[start of Raw data]
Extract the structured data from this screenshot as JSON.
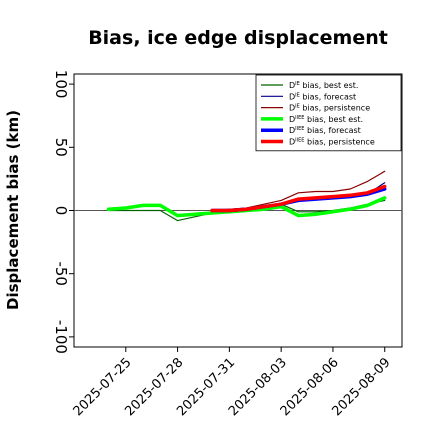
{
  "chart_data": {
    "type": "line",
    "title": "Bias, ice edge displacement",
    "ylabel": "Displacement bias (km)",
    "ylim": [
      -108,
      108
    ],
    "xlim": [
      "2025-07-22",
      "2025-08-10"
    ],
    "yticks": [
      100,
      50,
      0,
      -50,
      -100
    ],
    "xticks": [
      {
        "date": "2025-07-25",
        "label": "2025-07-25",
        "color": "#000000"
      },
      {
        "date": "2025-07-28",
        "label": "2025-07-28",
        "color": "#000000"
      },
      {
        "date": "2025-07-31",
        "label": "2025-07-31",
        "color": "#228B22"
      },
      {
        "date": "2025-08-03",
        "label": "2025-08-03",
        "color": "#000000"
      },
      {
        "date": "2025-08-06",
        "label": "2025-08-06",
        "color": "#000000"
      },
      {
        "date": "2025-08-09",
        "label": "2025-08-09",
        "color": "#000000"
      }
    ],
    "zero_line": true,
    "grid": false,
    "legend_position": "top-right",
    "series": [
      {
        "name": "D^IE bias, best est.",
        "sup": "IE",
        "label_rest": " bias, best est.",
        "color": "#006400",
        "width": 1.2,
        "x": [
          "2025-07-24",
          "2025-07-25",
          "2025-07-26",
          "2025-07-27",
          "2025-07-28",
          "2025-07-29",
          "2025-07-30",
          "2025-07-31",
          "2025-08-01",
          "2025-08-02",
          "2025-08-03",
          "2025-08-04",
          "2025-08-05",
          "2025-08-06",
          "2025-08-07",
          "2025-08-08",
          "2025-08-09"
        ],
        "y": [
          0,
          0,
          0,
          0,
          -8,
          -5,
          -2,
          -1,
          1,
          3,
          5,
          -1,
          -1,
          0,
          2,
          5,
          8
        ]
      },
      {
        "name": "D^IE bias, forecast",
        "sup": "IE",
        "label_rest": " bias, forecast",
        "color": "#00008B",
        "width": 1.2,
        "x": [
          "2025-07-30",
          "2025-07-31",
          "2025-08-01",
          "2025-08-02",
          "2025-08-03",
          "2025-08-04",
          "2025-08-05",
          "2025-08-06",
          "2025-08-07",
          "2025-08-08",
          "2025-08-09"
        ],
        "y": [
          0,
          -1,
          1,
          2,
          4,
          8,
          9,
          10,
          11,
          13,
          22
        ]
      },
      {
        "name": "D^IE bias, persistence",
        "sup": "IE",
        "label_rest": " bias, persistence",
        "color": "#8B0000",
        "width": 1.2,
        "x": [
          "2025-07-30",
          "2025-07-31",
          "2025-08-01",
          "2025-08-02",
          "2025-08-03",
          "2025-08-04",
          "2025-08-05",
          "2025-08-06",
          "2025-08-07",
          "2025-08-08",
          "2025-08-09"
        ],
        "y": [
          0,
          1,
          2,
          5,
          8,
          14,
          15,
          15,
          17,
          23,
          31
        ]
      },
      {
        "name": "D^IIEE bias, best est.",
        "sup": "IIEE",
        "label_rest": " bias, best est.",
        "color": "#00FF00",
        "width": 3.5,
        "x": [
          "2025-07-24",
          "2025-07-25",
          "2025-07-26",
          "2025-07-27",
          "2025-07-28",
          "2025-07-29",
          "2025-07-30",
          "2025-07-31",
          "2025-08-01",
          "2025-08-02",
          "2025-08-03",
          "2025-08-04",
          "2025-08-05",
          "2025-08-06",
          "2025-08-07",
          "2025-08-08",
          "2025-08-09"
        ],
        "y": [
          1,
          2,
          4,
          4,
          -4,
          -3,
          -2,
          -1,
          0,
          1,
          3,
          -4,
          -3,
          -1,
          1,
          4,
          10
        ]
      },
      {
        "name": "D^IIEE bias, forecast",
        "sup": "IIEE",
        "label_rest": " bias, forecast",
        "color": "#0000FF",
        "width": 3.5,
        "x": [
          "2025-07-30",
          "2025-07-31",
          "2025-08-01",
          "2025-08-02",
          "2025-08-03",
          "2025-08-04",
          "2025-08-05",
          "2025-08-06",
          "2025-08-07",
          "2025-08-08",
          "2025-08-09"
        ],
        "y": [
          0,
          0,
          1,
          3,
          5,
          8,
          9,
          10,
          11,
          13,
          17
        ]
      },
      {
        "name": "D^IIEE bias, persistence",
        "sup": "IIEE",
        "label_rest": " bias, persistence",
        "color": "#FF0000",
        "width": 3.5,
        "x": [
          "2025-07-30",
          "2025-07-31",
          "2025-08-01",
          "2025-08-02",
          "2025-08-03",
          "2025-08-04",
          "2025-08-05",
          "2025-08-06",
          "2025-08-07",
          "2025-08-08",
          "2025-08-09"
        ],
        "y": [
          0,
          0,
          1,
          3,
          5,
          9,
          10,
          11,
          12,
          14,
          19
        ]
      }
    ]
  }
}
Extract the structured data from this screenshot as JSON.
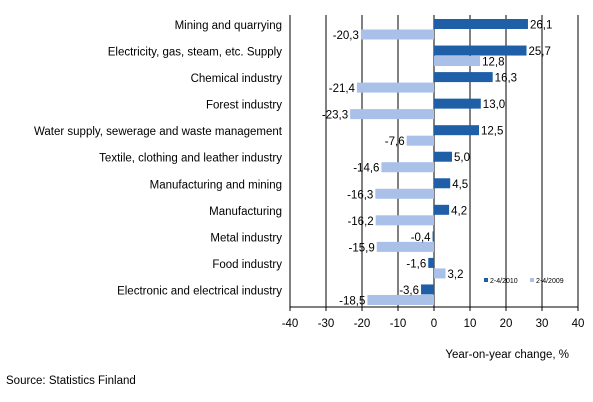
{
  "chart_data": {
    "type": "bar",
    "orientation": "horizontal",
    "categories": [
      "Mining and quarrying",
      "Electricity, gas, steam, etc. Supply",
      "Chemical industry",
      "Forest industry",
      "Water supply, sewerage and waste management",
      "Textile, clothing and leather industry",
      "Manufacturing and mining",
      "Manufacturing",
      "Metal industry",
      "Food industry",
      "Electronic and electrical industry"
    ],
    "series": [
      {
        "name": "2-4/2010",
        "color": "#1f5fa8",
        "values": [
          26.1,
          25.7,
          16.3,
          13.0,
          12.5,
          5.0,
          4.5,
          4.2,
          -0.4,
          -1.6,
          -3.6
        ],
        "labels": [
          "26,1",
          "25,7",
          "16,3",
          "13,0",
          "12,5",
          "5,0",
          "4,5",
          "4,2",
          "-0,4",
          "-1,6",
          "-3,6"
        ]
      },
      {
        "name": "2-4/2009",
        "color": "#a9c0e8",
        "values": [
          -20.3,
          12.8,
          -21.4,
          -23.3,
          -7.6,
          -14.6,
          -16.3,
          -16.2,
          -15.9,
          3.2,
          -18.5
        ],
        "labels": [
          "-20,3",
          "12,8",
          "-21,4",
          "-23,3",
          "-7,6",
          "-14,6",
          "-16,3",
          "-16,2",
          "-15,9",
          "3,2",
          "-18,5"
        ]
      }
    ],
    "xlim": [
      -40,
      40
    ],
    "xticks": [
      "-40",
      "-30",
      "-20",
      "-10",
      "0",
      "10",
      "20",
      "30",
      "40"
    ],
    "xlabel": "Year-on-year change, %",
    "grid": "vertical",
    "legend_position": "bottom-right"
  },
  "source": "Source: Statistics Finland"
}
[end of Raw data]
> **Work required**: Skip the pictures and print each record exactly as it stands.

> **Reply**:
Extract the structured data from this screenshot as JSON.
{
  "chart_data": {
    "type": "line",
    "title": "Bias, ice edge displacement",
    "ylabel": "Displacement bias (km)",
    "ylim": [
      -108,
      108
    ],
    "xlim": [
      "2025-07-22",
      "2025-08-10"
    ],
    "yticks": [
      100,
      50,
      0,
      -50,
      -100
    ],
    "xticks": [
      {
        "date": "2025-07-25",
        "label": "2025-07-25",
        "color": "#000000"
      },
      {
        "date": "2025-07-28",
        "label": "2025-07-28",
        "color": "#000000"
      },
      {
        "date": "2025-07-31",
        "label": "2025-07-31",
        "color": "#228B22"
      },
      {
        "date": "2025-08-03",
        "label": "2025-08-03",
        "color": "#000000"
      },
      {
        "date": "2025-08-06",
        "label": "2025-08-06",
        "color": "#000000"
      },
      {
        "date": "2025-08-09",
        "label": "2025-08-09",
        "color": "#000000"
      }
    ],
    "zero_line": true,
    "grid": false,
    "legend_position": "top-right",
    "series": [
      {
        "name": "D^IE bias, best est.",
        "sup": "IE",
        "label_rest": " bias, best est.",
        "color": "#006400",
        "width": 1.2,
        "x": [
          "2025-07-24",
          "2025-07-25",
          "2025-07-26",
          "2025-07-27",
          "2025-07-28",
          "2025-07-29",
          "2025-07-30",
          "2025-07-31",
          "2025-08-01",
          "2025-08-02",
          "2025-08-03",
          "2025-08-04",
          "2025-08-05",
          "2025-08-06",
          "2025-08-07",
          "2025-08-08",
          "2025-08-09"
        ],
        "y": [
          0,
          0,
          0,
          0,
          -8,
          -5,
          -2,
          -1,
          1,
          3,
          5,
          -1,
          -1,
          0,
          2,
          5,
          8
        ]
      },
      {
        "name": "D^IE bias, forecast",
        "sup": "IE",
        "label_rest": " bias, forecast",
        "color": "#00008B",
        "width": 1.2,
        "x": [
          "2025-07-30",
          "2025-07-31",
          "2025-08-01",
          "2025-08-02",
          "2025-08-03",
          "2025-08-04",
          "2025-08-05",
          "2025-08-06",
          "2025-08-07",
          "2025-08-08",
          "2025-08-09"
        ],
        "y": [
          0,
          -1,
          1,
          2,
          4,
          8,
          9,
          10,
          11,
          13,
          22
        ]
      },
      {
        "name": "D^IE bias, persistence",
        "sup": "IE",
        "label_rest": " bias, persistence",
        "color": "#8B0000",
        "width": 1.2,
        "x": [
          "2025-07-30",
          "2025-07-31",
          "2025-08-01",
          "2025-08-02",
          "2025-08-03",
          "2025-08-04",
          "2025-08-05",
          "2025-08-06",
          "2025-08-07",
          "2025-08-08",
          "2025-08-09"
        ],
        "y": [
          0,
          1,
          2,
          5,
          8,
          14,
          15,
          15,
          17,
          23,
          31
        ]
      },
      {
        "name": "D^IIEE bias, best est.",
        "sup": "IIEE",
        "label_rest": " bias, best est.",
        "color": "#00FF00",
        "width": 3.5,
        "x": [
          "2025-07-24",
          "2025-07-25",
          "2025-07-26",
          "2025-07-27",
          "2025-07-28",
          "2025-07-29",
          "2025-07-30",
          "2025-07-31",
          "2025-08-01",
          "2025-08-02",
          "2025-08-03",
          "2025-08-04",
          "2025-08-05",
          "2025-08-06",
          "2025-08-07",
          "2025-08-08",
          "2025-08-09"
        ],
        "y": [
          1,
          2,
          4,
          4,
          -4,
          -3,
          -2,
          -1,
          0,
          1,
          3,
          -4,
          -3,
          -1,
          1,
          4,
          10
        ]
      },
      {
        "name": "D^IIEE bias, forecast",
        "sup": "IIEE",
        "label_rest": " bias, forecast",
        "color": "#0000FF",
        "width": 3.5,
        "x": [
          "2025-07-30",
          "2025-07-31",
          "2025-08-01",
          "2025-08-02",
          "2025-08-03",
          "2025-08-04",
          "2025-08-05",
          "2025-08-06",
          "2025-08-07",
          "2025-08-08",
          "2025-08-09"
        ],
        "y": [
          0,
          0,
          1,
          3,
          5,
          8,
          9,
          10,
          11,
          13,
          17
        ]
      },
      {
        "name": "D^IIEE bias, persistence",
        "sup": "IIEE",
        "label_rest": " bias, persistence",
        "color": "#FF0000",
        "width": 3.5,
        "x": [
          "2025-07-30",
          "2025-07-31",
          "2025-08-01",
          "2025-08-02",
          "2025-08-03",
          "2025-08-04",
          "2025-08-05",
          "2025-08-06",
          "2025-08-07",
          "2025-08-08",
          "2025-08-09"
        ],
        "y": [
          0,
          0,
          1,
          3,
          5,
          9,
          10,
          11,
          12,
          14,
          19
        ]
      }
    ]
  }
}
Extract the structured data from this screenshot as JSON.
{
  "chart_data": {
    "type": "bar",
    "orientation": "horizontal",
    "categories": [
      "Mining and quarrying",
      "Electricity, gas, steam, etc. Supply",
      "Chemical industry",
      "Forest industry",
      "Water supply, sewerage and waste management",
      "Textile, clothing and leather industry",
      "Manufacturing and mining",
      "Manufacturing",
      "Metal industry",
      "Food industry",
      "Electronic and electrical industry"
    ],
    "series": [
      {
        "name": "2-4/2010",
        "color": "#1f5fa8",
        "values": [
          26.1,
          25.7,
          16.3,
          13.0,
          12.5,
          5.0,
          4.5,
          4.2,
          -0.4,
          -1.6,
          -3.6
        ],
        "labels": [
          "26,1",
          "25,7",
          "16,3",
          "13,0",
          "12,5",
          "5,0",
          "4,5",
          "4,2",
          "-0,4",
          "-1,6",
          "-3,6"
        ]
      },
      {
        "name": "2-4/2009",
        "color": "#a9c0e8",
        "values": [
          -20.3,
          12.8,
          -21.4,
          -23.3,
          -7.6,
          -14.6,
          -16.3,
          -16.2,
          -15.9,
          3.2,
          -18.5
        ],
        "labels": [
          "-20,3",
          "12,8",
          "-21,4",
          "-23,3",
          "-7,6",
          "-14,6",
          "-16,3",
          "-16,2",
          "-15,9",
          "3,2",
          "-18,5"
        ]
      }
    ],
    "xlim": [
      -40,
      40
    ],
    "xticks": [
      "-40",
      "-30",
      "-20",
      "-10",
      "0",
      "10",
      "20",
      "30",
      "40"
    ],
    "xlabel": "Year-on-year change, %",
    "grid": "vertical",
    "legend_position": "bottom-right"
  },
  "source": "Source: Statistics Finland"
}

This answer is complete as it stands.